◆ Goal of the exercise:
Pull every line containing "temps" from the entries.
Start Records to use
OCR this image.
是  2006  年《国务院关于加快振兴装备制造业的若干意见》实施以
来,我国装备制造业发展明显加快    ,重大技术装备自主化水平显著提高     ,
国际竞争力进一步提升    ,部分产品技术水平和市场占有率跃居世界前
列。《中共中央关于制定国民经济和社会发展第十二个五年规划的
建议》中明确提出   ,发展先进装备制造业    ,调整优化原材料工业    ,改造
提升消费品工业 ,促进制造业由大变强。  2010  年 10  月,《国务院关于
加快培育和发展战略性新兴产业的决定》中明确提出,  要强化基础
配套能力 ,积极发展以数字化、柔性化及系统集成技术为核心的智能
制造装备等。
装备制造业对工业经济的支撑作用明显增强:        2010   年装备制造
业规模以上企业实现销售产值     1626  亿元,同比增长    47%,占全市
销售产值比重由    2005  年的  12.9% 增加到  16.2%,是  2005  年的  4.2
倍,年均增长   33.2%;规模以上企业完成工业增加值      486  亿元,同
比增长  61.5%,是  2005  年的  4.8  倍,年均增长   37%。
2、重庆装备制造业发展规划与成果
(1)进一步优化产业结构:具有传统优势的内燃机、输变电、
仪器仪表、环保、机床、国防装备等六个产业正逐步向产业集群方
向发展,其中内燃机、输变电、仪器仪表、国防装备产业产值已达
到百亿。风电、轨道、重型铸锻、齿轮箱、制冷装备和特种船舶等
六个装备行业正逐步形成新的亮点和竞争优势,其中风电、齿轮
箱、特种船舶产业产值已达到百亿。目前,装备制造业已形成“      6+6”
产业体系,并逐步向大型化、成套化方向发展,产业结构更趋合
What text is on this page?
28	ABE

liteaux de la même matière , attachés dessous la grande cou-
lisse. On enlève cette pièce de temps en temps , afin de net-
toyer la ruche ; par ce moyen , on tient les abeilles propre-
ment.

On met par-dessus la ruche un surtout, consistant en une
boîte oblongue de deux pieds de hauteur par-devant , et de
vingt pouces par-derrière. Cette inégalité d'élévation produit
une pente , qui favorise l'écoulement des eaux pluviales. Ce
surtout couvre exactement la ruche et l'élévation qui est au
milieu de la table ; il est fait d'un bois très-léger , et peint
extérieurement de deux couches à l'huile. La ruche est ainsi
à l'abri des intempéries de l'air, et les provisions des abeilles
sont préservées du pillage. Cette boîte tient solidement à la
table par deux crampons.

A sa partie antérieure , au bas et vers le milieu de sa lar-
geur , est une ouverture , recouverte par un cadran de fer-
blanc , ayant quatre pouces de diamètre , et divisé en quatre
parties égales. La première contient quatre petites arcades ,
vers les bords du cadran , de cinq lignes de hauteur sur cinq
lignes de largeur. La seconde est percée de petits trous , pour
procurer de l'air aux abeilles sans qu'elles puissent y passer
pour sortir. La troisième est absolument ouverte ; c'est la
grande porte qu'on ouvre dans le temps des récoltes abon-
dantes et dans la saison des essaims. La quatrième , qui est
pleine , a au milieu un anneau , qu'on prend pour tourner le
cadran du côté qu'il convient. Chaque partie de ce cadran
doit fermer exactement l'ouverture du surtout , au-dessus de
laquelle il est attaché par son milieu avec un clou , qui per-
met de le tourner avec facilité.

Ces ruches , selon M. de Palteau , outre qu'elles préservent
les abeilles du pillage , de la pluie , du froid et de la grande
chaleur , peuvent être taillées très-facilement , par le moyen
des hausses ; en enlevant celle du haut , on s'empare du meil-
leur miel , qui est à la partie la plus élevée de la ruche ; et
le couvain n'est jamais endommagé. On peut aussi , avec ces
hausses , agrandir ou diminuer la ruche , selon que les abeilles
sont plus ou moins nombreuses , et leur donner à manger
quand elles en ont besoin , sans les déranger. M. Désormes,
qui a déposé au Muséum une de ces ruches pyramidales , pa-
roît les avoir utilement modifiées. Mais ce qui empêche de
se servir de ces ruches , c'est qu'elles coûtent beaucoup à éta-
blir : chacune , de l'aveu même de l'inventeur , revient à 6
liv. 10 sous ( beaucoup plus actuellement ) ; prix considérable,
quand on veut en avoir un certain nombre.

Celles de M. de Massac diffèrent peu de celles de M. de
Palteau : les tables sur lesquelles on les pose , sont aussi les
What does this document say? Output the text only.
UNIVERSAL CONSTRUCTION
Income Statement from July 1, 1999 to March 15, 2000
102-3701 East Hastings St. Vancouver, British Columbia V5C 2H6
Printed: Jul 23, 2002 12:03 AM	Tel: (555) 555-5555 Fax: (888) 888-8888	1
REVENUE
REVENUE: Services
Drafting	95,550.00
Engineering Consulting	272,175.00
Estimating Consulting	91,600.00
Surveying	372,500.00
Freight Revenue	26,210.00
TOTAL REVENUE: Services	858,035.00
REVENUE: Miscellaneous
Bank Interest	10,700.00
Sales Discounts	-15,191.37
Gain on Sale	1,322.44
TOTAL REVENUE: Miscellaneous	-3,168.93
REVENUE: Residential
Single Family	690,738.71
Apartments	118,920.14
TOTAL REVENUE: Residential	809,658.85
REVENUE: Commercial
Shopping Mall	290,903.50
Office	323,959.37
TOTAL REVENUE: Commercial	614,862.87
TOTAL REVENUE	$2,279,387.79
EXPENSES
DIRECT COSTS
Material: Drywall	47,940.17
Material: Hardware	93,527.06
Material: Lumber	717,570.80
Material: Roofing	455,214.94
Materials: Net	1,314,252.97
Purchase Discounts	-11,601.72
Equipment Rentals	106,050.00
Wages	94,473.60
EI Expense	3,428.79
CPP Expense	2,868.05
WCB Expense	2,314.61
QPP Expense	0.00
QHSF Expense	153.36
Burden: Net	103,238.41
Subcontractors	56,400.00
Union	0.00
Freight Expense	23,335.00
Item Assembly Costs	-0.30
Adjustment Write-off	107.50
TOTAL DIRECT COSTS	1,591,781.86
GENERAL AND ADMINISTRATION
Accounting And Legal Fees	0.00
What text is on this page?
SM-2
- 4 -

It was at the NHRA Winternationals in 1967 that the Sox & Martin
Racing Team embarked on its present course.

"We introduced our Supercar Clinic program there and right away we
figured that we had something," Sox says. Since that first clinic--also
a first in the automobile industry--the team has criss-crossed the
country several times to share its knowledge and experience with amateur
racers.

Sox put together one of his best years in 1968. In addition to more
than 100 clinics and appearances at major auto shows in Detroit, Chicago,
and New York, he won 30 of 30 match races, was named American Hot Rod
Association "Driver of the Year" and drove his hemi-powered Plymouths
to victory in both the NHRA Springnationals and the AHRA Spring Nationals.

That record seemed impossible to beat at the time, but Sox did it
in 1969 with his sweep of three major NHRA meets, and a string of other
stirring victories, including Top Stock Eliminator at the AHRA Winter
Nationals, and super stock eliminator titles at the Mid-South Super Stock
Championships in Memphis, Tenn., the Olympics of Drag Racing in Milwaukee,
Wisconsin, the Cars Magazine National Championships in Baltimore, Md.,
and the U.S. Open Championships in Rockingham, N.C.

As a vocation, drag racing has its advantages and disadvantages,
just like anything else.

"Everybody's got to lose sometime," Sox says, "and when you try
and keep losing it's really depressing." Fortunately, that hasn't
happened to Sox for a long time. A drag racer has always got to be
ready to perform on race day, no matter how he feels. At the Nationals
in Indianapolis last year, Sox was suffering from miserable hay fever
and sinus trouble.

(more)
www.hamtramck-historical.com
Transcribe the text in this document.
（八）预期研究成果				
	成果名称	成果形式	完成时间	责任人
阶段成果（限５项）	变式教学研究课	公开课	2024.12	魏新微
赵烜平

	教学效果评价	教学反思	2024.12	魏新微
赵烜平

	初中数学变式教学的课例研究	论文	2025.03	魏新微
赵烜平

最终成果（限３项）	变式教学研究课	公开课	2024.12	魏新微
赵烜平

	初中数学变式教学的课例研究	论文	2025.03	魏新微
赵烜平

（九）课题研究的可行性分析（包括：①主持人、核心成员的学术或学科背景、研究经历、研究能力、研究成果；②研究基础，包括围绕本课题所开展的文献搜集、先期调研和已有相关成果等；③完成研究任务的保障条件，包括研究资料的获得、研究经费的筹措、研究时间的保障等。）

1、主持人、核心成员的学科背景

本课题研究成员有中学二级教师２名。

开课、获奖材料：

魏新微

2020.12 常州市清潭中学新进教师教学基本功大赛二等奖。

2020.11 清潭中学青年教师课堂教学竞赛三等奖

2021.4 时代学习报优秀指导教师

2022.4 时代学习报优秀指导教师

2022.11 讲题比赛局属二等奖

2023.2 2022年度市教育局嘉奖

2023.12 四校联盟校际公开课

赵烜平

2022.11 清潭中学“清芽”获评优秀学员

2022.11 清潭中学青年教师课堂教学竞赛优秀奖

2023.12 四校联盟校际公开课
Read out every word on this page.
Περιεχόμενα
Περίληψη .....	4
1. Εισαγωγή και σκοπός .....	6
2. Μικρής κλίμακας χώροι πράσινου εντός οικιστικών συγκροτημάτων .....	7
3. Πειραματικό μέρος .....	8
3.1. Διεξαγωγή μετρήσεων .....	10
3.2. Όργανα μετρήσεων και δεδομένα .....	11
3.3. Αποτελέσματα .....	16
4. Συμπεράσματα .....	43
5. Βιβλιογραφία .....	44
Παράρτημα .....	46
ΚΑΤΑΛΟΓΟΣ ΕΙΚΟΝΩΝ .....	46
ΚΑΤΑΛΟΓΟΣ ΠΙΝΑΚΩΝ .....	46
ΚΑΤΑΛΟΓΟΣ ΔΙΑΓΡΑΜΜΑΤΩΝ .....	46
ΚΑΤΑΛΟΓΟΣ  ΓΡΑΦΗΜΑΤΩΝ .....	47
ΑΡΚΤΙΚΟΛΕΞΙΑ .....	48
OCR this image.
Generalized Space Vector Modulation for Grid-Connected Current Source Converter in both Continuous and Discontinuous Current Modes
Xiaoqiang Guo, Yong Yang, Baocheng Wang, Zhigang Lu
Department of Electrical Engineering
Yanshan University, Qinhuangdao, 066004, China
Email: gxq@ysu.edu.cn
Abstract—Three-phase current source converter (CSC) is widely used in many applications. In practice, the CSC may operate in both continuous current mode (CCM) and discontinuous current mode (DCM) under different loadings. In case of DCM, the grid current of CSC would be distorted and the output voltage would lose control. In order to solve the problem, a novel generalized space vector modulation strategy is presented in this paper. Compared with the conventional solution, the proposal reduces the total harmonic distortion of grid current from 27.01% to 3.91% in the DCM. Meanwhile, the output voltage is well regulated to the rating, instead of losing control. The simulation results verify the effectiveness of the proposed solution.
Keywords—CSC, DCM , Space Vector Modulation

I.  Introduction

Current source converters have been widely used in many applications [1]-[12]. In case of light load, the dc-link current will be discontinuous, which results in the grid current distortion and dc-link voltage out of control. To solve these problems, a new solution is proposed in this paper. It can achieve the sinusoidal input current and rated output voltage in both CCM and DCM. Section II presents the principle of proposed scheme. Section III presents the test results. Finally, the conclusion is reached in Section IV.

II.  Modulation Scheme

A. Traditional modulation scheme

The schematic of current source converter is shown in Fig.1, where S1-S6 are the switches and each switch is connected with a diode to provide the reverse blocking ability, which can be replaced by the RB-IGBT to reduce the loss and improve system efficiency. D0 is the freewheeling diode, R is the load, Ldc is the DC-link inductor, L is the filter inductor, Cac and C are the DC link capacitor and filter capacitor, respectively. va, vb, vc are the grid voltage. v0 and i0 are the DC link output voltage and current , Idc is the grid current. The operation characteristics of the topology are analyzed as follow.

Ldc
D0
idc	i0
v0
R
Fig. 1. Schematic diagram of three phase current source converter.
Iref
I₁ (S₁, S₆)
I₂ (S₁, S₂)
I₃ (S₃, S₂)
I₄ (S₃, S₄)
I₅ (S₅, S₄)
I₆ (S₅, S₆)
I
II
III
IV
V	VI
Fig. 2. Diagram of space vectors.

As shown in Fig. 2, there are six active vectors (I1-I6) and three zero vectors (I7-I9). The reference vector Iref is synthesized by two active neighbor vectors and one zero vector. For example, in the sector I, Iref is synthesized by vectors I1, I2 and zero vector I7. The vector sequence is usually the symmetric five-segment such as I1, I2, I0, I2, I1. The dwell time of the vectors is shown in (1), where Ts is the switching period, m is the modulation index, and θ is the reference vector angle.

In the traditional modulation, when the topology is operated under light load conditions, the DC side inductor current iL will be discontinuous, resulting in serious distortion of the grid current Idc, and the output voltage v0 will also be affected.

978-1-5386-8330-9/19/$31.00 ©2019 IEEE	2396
End Records to use
◆ Answer:
lisse. On enlève cette pièce de temps en temps , afin de net-
grande porte qu'on ouvre dans le temps des récoltes abon-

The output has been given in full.